- WRITTEN TASK -
From the listing below, pick out each line with the word "юридическим".

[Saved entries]
───
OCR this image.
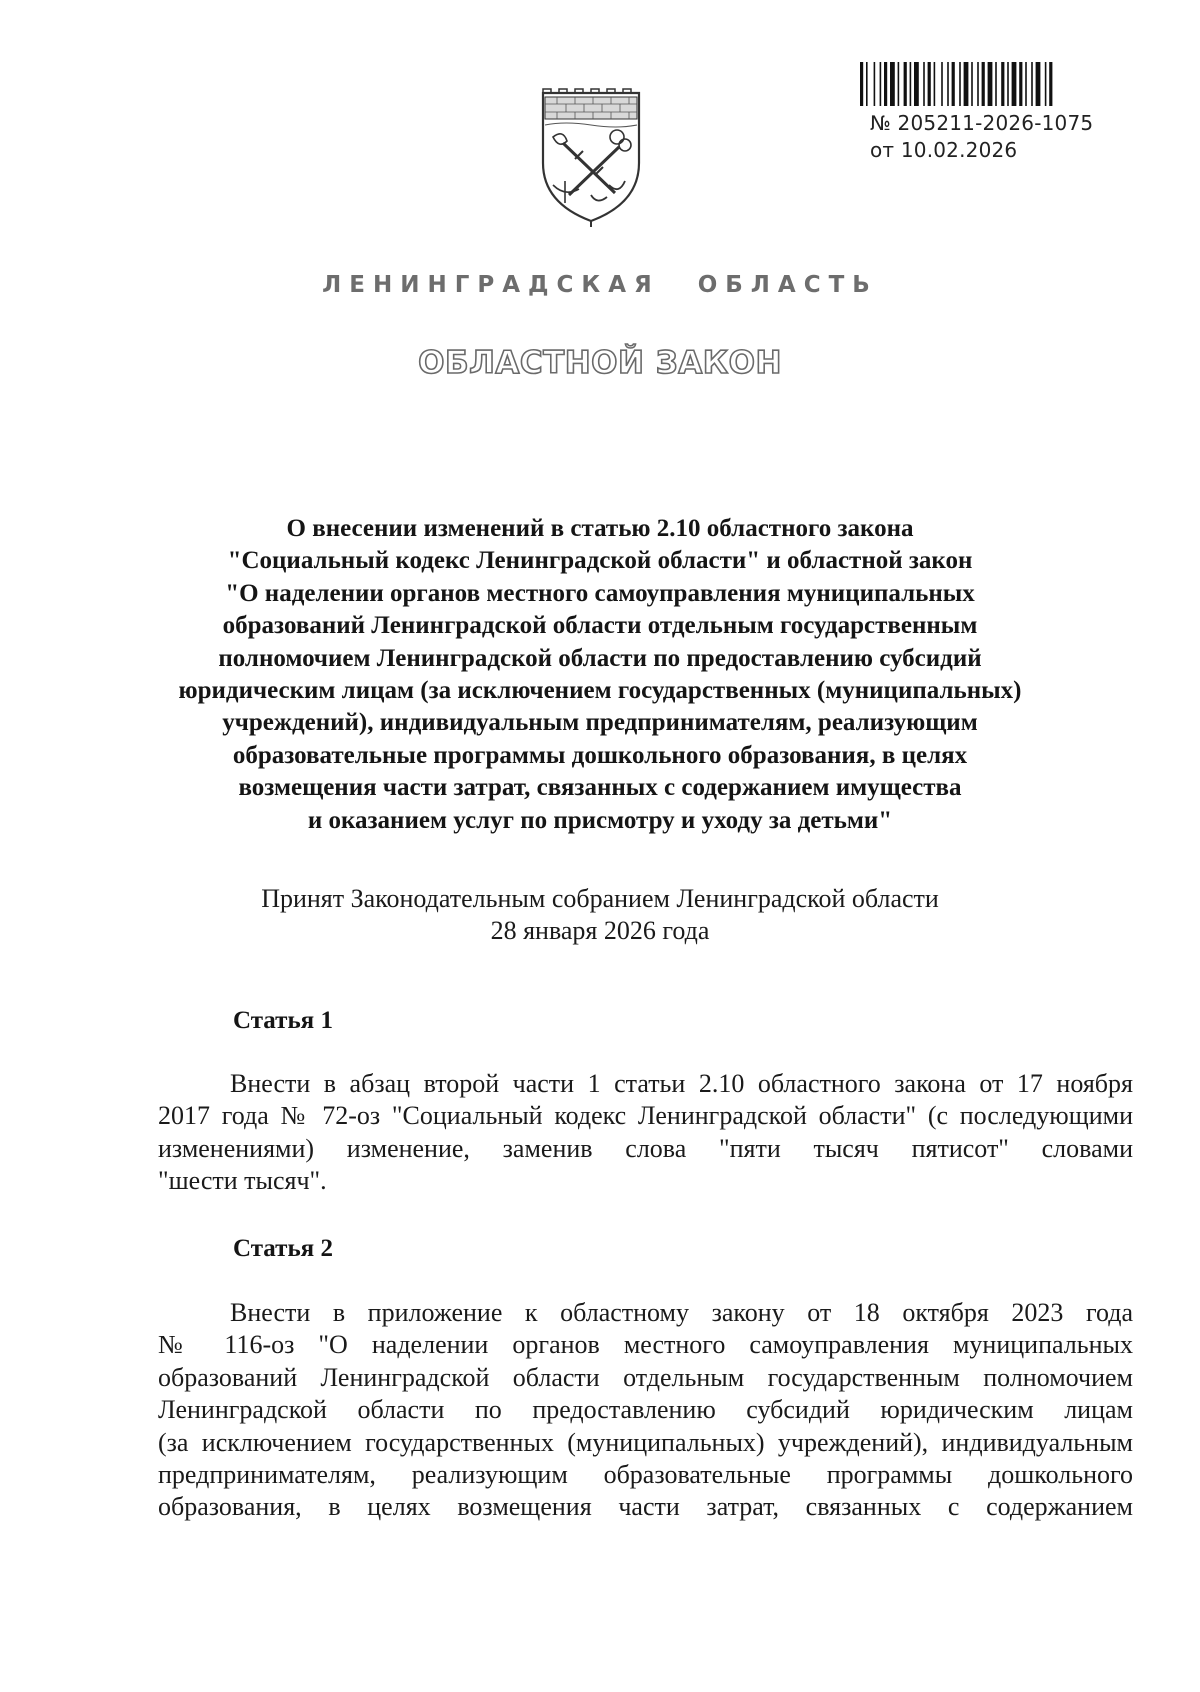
№ 205211-2026-1075
от 10.02.2026
ЛЕНИНГРАДСКАЯ ОБЛАСТЬ
ОБЛАСТНОЙ ЗАКОН
О внесении изменений в статью 2.10 областного закона
"Социальный кодекс Ленинградской области" и областной закон
"О наделении органов местного самоуправления муниципальных
образований Ленинградской области отдельным государственным
полномочием Ленинградской области по предоставлению субсидий
юридическим лицам (за исключением государственных (муниципальных)
учреждений), индивидуальным предпринимателям, реализующим
образовательные программы дошкольного образования, в целях
возмещения части затрат, связанных с содержанием имущества
и оказанием услуг по присмотру и уходу за детьми"
Принят Законодательным собранием Ленинградской области
28 января 2026 года
Статья 1
Внести в абзац второй части 1 статьи 2.10 областного закона от 17 ноября
2017 года № 72-оз "Социальный кодекс Ленинградской области" (с последующими
изменениями) изменение, заменив слова "пяти тысяч пятисот" словами
"шести тысяч".
Статья 2
Внести в приложение к областному закону от 18 октября 2023 года
№ 116-оз "О наделении органов местного самоуправления муниципальных
образований Ленинградской области отдельным государственным полномочием
Ленинградской области по предоставлению субсидий юридическим лицам
(за исключением государственных (муниципальных) учреждений), индивидуальным
предпринимателям, реализующим образовательные программы дошкольного
образования, в целях возмещения части затрат, связанных с содержанием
───
- FINAL RESULT -
юридическим лицам (за исключением государственных (муниципальных)
Ленинградской области по предоставлению субсидий юридическим лицам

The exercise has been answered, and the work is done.